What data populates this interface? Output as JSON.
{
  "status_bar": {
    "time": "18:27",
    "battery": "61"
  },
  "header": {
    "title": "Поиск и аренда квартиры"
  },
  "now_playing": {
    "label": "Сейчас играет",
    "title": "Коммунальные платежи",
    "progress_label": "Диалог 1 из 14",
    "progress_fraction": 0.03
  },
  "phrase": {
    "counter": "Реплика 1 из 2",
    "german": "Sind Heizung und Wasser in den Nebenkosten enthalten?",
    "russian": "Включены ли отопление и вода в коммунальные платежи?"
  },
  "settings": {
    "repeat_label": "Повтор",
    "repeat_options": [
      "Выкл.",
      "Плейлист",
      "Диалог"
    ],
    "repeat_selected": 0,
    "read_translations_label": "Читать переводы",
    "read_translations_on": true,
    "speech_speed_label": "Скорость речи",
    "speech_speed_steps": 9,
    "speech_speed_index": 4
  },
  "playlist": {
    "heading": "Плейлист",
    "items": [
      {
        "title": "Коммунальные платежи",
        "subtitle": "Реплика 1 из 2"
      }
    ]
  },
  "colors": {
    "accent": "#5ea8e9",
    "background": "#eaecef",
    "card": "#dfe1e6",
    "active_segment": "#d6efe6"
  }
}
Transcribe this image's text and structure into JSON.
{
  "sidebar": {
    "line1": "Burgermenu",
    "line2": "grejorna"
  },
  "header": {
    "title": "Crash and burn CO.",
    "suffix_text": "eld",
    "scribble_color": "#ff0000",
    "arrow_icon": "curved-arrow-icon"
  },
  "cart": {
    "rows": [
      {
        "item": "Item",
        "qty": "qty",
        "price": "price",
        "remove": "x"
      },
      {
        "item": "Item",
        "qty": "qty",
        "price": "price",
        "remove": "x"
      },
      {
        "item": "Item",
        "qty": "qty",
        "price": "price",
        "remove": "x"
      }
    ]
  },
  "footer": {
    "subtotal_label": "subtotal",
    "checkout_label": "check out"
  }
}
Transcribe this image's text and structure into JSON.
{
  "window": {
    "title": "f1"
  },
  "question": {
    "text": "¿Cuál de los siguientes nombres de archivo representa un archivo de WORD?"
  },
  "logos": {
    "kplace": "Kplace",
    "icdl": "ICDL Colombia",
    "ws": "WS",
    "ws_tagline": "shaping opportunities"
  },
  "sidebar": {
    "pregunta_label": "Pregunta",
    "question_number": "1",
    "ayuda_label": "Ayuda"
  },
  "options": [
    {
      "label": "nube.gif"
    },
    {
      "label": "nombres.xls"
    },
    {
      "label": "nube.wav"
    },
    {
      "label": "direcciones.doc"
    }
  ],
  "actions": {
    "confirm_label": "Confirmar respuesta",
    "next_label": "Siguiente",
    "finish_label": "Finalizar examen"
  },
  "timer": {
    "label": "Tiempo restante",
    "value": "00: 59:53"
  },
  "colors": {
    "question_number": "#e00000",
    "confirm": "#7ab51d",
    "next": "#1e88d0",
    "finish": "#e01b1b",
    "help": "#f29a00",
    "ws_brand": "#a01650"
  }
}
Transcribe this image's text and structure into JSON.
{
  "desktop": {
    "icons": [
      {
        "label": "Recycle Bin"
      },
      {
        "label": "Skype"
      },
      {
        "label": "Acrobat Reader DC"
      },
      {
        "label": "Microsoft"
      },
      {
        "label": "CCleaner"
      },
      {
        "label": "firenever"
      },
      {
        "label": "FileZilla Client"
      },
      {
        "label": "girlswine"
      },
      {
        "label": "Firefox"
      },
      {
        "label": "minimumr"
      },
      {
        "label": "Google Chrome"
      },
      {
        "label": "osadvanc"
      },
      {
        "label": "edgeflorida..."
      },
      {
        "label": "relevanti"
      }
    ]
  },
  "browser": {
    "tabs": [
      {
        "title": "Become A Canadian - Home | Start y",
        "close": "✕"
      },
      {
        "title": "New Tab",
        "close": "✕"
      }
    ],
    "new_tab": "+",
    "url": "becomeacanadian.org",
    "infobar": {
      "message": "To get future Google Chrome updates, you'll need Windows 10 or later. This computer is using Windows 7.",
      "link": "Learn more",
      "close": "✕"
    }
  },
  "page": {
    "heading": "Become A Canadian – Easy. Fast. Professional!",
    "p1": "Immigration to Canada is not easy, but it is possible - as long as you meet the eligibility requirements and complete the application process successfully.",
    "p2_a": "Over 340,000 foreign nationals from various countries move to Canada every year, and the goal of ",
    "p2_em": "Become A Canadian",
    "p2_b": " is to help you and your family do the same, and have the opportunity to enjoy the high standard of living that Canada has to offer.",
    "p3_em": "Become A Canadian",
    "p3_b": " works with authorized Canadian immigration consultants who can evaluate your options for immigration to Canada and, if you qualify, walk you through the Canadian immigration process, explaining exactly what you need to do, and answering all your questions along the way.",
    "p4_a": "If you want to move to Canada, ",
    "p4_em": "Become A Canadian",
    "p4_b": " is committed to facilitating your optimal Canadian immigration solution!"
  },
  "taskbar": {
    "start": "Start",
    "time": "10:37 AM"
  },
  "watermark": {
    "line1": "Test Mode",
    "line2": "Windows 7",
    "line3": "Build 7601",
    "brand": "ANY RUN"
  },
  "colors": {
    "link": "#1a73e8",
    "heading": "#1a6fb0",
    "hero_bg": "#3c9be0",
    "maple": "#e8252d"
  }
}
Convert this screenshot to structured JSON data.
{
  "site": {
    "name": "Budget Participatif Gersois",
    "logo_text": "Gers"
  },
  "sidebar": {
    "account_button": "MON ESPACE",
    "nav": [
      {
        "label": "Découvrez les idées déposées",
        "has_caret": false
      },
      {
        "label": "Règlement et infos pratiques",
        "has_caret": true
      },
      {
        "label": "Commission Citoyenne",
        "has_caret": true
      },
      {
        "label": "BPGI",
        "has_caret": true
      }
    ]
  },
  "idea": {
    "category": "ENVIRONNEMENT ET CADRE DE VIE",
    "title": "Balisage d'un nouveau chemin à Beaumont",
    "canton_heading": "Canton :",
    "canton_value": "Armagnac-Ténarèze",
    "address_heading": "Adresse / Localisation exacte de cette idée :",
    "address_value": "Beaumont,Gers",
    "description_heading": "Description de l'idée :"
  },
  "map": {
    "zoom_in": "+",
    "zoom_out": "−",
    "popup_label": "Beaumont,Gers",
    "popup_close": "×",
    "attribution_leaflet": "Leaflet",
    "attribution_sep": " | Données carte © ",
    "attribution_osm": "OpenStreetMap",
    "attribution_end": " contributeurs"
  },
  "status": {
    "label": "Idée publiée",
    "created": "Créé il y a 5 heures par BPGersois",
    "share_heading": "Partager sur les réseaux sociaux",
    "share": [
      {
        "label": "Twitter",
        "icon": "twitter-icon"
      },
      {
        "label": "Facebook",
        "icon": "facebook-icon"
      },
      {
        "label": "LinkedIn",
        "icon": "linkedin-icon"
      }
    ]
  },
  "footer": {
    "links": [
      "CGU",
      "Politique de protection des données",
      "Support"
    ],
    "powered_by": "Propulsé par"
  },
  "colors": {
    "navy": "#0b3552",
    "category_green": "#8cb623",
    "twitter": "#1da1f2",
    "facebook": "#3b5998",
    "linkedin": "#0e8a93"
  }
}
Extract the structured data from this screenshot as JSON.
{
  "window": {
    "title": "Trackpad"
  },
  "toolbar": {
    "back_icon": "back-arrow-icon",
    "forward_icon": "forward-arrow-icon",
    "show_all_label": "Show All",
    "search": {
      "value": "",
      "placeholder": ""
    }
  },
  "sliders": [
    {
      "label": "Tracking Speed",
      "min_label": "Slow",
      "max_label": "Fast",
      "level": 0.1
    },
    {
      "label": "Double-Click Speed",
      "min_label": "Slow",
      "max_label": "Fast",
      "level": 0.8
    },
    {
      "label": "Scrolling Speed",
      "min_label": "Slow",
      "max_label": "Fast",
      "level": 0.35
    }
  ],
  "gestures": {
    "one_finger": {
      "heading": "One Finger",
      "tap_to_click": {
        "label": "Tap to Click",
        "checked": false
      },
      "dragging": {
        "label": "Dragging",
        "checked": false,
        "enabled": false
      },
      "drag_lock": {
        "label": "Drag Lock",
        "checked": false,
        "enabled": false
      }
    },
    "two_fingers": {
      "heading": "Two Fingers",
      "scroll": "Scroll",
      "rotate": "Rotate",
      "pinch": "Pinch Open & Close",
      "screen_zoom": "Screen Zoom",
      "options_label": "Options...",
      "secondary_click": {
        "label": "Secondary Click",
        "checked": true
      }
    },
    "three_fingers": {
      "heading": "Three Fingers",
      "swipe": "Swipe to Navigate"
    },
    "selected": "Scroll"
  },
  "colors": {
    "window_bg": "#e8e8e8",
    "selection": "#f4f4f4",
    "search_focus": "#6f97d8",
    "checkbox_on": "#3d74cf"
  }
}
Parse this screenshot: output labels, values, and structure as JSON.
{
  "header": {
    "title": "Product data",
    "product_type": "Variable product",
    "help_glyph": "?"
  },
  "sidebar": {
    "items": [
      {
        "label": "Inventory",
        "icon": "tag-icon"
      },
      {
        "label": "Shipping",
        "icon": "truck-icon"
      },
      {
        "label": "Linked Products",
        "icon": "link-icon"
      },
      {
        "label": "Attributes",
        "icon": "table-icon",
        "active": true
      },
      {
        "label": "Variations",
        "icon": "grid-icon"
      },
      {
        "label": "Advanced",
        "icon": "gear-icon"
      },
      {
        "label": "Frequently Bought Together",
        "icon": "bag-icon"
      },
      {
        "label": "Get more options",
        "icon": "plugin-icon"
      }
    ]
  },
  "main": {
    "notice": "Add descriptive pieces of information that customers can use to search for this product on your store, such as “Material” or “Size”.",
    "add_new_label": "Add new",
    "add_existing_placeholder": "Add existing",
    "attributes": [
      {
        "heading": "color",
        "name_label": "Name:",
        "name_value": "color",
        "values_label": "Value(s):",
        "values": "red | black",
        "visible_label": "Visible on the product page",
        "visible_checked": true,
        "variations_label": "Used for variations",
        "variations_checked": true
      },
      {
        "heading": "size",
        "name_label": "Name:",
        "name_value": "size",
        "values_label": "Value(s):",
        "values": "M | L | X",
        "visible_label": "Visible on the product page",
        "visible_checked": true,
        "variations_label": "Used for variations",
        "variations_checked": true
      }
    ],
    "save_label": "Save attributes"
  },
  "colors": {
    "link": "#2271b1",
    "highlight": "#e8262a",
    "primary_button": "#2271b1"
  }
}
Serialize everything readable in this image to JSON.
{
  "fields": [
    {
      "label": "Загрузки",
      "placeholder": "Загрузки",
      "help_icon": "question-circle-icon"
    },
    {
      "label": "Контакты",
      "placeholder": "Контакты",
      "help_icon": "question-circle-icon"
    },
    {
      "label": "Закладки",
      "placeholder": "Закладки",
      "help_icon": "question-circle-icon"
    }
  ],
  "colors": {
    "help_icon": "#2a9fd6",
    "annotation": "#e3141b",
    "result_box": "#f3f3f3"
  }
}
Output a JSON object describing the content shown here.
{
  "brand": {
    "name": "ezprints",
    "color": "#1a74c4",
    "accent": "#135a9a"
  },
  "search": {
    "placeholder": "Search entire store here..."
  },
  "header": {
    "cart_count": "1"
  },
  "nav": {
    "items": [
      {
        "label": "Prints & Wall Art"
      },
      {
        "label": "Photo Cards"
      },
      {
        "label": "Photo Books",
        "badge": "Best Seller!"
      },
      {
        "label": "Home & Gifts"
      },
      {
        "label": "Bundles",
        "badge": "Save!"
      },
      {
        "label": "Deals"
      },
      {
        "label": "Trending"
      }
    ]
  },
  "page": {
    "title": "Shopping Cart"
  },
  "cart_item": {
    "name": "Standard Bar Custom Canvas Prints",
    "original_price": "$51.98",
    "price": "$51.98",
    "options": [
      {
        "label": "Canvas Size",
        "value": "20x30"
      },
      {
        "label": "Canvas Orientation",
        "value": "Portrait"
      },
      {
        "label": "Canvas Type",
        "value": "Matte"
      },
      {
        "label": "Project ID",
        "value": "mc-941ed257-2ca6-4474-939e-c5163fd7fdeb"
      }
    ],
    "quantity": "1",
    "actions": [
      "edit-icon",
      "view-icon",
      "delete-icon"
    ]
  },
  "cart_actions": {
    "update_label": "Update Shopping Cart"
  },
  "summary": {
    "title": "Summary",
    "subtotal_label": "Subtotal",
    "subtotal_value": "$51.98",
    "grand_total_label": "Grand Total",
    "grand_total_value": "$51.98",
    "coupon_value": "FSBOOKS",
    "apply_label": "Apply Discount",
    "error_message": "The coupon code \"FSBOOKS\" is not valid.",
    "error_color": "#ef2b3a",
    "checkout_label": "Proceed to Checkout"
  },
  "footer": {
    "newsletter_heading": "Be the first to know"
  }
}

------------------------------------

• _Task goal_:
From the data, list each line in which the string "that" appears.

• _Written solution_:
    "p2_b": " is to help you and your family do the same, and have the opportunity to enjoy the high standard of living that Canada has to offer.",
    "notice": "Add descriptive pieces of information that customers can use to search for this product on your store, such as “Material” or “Size”.",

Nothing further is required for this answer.